__Tasks to carry out__.
1/ In the text on taxing gifts to church workers, what kind of gift from an individual donor directly to a minister is generally non-taxable?
2/ Continue the text on taxing gifts to church workers from its final sentence.

__Page excerpt__.

** begin **

Taxation of gifts is an important concern for churches. Ministers and other church workers often receive gifts, especially around the holiday season. These gifts may consist of a small amount of cash in a Christmas card or a larger sum collected via donation during or before a church service. In other cases, ministries provide benevolent gifts to church employees in times of need. Regardless of the type of gift involved, churches must determine whether the gift is taxable income to the church worker or not.
Classifying Ministry Gifts
Gift cards or cash with a relatively small value that an individual donor gives directly to a minister is generally non-taxable. However, the following characteristics make it more likely for a gift to a minister to be taxable income and thus subject to income tax withholding:
- The money comes from the church’s general fund or is in the nature of a Christmas bonus
- The gift is funded by member donations and flows through church accounts
- The gift is given to a church worker whom the church treats as an independent contractor
- The gift is much more than a token amount
As a result, if your church is giving a “love offering,” pastoral appreciation gift, or Christmas gift to your pastor that is from the congregation as a whole and goes beyond a token amount, it generally is taxable income. There are no major exceptions to this general rule.

** end **

__Information given__.
** begin **

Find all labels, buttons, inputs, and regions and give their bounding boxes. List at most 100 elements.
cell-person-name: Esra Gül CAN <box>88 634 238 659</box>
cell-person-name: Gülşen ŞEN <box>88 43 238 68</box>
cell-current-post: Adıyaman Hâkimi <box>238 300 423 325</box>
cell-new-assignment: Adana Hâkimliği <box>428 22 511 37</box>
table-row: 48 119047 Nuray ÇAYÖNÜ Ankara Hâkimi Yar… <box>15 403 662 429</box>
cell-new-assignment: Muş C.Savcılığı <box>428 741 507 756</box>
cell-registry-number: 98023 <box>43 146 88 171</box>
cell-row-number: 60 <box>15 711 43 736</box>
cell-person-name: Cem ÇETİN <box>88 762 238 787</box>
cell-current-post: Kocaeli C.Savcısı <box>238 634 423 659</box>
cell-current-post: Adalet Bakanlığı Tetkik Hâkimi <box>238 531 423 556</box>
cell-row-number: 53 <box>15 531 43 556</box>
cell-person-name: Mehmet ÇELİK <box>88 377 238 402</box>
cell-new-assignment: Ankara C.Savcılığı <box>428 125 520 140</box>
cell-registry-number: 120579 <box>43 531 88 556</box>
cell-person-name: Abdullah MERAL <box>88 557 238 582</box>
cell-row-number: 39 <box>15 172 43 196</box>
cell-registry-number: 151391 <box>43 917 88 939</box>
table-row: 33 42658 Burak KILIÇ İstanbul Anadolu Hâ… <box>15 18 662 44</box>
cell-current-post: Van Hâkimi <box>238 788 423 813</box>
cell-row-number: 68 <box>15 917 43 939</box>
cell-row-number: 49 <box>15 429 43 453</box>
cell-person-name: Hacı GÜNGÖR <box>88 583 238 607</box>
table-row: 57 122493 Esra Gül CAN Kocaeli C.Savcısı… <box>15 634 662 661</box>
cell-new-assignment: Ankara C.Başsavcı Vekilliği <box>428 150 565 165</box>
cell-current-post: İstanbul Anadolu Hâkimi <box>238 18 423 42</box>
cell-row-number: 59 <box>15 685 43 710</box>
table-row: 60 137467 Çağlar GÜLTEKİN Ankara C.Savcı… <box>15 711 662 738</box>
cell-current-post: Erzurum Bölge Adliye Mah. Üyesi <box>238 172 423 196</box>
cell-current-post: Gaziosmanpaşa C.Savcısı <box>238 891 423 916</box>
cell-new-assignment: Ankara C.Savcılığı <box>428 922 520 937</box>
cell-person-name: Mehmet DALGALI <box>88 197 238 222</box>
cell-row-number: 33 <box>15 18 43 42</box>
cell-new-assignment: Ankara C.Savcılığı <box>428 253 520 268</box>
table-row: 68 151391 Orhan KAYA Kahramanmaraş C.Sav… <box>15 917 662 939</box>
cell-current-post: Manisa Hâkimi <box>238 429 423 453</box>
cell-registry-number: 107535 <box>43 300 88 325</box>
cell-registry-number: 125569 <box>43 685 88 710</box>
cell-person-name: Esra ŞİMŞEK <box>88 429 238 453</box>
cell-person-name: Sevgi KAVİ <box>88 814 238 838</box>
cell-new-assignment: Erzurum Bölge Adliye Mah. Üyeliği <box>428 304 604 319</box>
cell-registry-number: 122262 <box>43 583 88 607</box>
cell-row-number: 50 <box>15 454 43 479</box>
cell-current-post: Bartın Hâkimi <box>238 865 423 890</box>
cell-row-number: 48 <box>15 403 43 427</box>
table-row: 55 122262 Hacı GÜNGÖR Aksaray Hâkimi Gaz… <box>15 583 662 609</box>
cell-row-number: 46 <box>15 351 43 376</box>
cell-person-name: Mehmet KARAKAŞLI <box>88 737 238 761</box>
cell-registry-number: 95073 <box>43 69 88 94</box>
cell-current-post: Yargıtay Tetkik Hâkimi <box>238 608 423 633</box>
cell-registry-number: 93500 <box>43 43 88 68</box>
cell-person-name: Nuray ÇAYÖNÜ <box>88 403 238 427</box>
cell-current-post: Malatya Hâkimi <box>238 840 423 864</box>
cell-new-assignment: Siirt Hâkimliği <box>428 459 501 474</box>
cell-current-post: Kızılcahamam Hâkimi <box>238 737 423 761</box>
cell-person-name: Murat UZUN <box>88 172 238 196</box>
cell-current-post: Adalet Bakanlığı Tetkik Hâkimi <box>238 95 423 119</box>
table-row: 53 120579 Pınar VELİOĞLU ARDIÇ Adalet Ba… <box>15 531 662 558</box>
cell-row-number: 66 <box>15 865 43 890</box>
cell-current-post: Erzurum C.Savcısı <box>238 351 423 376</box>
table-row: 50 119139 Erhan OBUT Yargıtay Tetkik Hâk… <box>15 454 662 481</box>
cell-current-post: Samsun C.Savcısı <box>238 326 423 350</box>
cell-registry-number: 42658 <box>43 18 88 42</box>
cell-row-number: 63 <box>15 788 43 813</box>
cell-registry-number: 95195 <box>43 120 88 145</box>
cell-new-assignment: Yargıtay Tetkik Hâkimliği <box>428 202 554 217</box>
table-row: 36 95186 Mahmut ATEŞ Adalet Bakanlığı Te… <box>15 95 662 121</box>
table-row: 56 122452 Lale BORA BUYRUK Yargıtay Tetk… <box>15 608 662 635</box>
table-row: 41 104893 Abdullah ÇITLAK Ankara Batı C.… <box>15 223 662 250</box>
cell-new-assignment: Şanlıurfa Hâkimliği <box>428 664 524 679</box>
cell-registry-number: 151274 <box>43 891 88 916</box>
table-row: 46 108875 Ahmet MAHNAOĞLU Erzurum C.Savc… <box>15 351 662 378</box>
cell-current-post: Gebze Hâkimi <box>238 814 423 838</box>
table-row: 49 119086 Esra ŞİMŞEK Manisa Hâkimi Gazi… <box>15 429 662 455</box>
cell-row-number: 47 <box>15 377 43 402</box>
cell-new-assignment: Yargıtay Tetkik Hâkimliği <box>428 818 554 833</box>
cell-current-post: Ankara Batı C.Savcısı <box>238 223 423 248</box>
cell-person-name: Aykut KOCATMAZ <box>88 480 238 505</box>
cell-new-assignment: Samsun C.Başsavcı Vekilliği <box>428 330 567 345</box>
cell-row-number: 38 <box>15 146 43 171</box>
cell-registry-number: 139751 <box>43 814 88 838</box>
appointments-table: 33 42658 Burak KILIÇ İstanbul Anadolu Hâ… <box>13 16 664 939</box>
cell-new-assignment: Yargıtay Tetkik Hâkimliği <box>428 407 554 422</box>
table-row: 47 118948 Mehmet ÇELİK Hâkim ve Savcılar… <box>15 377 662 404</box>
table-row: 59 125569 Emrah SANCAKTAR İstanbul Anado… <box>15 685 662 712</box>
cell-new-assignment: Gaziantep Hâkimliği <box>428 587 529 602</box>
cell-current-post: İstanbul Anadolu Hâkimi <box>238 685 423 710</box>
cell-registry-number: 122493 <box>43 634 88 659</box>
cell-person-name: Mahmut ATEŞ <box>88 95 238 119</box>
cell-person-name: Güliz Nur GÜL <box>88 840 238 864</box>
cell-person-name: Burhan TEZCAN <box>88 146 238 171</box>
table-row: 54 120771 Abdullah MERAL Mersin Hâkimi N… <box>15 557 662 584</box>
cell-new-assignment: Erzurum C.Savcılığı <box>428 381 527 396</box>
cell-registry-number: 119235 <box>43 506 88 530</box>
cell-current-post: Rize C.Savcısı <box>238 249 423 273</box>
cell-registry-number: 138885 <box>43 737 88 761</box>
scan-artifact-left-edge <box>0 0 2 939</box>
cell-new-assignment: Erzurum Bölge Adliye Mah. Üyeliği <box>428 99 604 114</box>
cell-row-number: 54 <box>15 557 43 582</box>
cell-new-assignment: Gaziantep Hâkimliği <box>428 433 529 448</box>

** end **

__Answer list__.
1/ Gift cards or cash of relatively small value.

2/
Classifying Gifts of Benevolence
Benevolent gifts, or those gifts that a ministry chooses to bestow upon an employee to help with particular needs, generally are taxable income to the employee. Typically, benevolence gifts are designed to help individuals meet needs or obtain resources that they otherwise have no way of obtaining or meeting on their own. The Internal Revenue Service (IRS) considers two factors in determining whether there will be taxation of gifts or if a gift is benevolent:
- The type of need, which usually involves health care, food, clothing, housing, or transportation
- The level of need
In most cases, benevolent gifts to staff members are taxable income, no matter whether the ministry pays the gift directly to a service provider or the employee with the need so that they can pay the bill. Therefore, the gift should be included on the staff member’s W-2 form as taxable income at the end of the year.
Churches should avoid giving benevolent gifts to church employees who have significant authority, such as senior pastors. If a ministry gives these gifts to employees who have a substantial say in where the ministry’s money goes, the IRS may impose additional penalties on the gift, whether it is benevolent or not.
One major potential problem with benevolent gifts to church employees is maintaining 501(c)(3) tax-exempt status. The Internal Revenue Code prohibits inurement or using church assets or income to benefit individuals who have a close relationship with the church. Instances of inurement can threaten a church’s tax-exempt status.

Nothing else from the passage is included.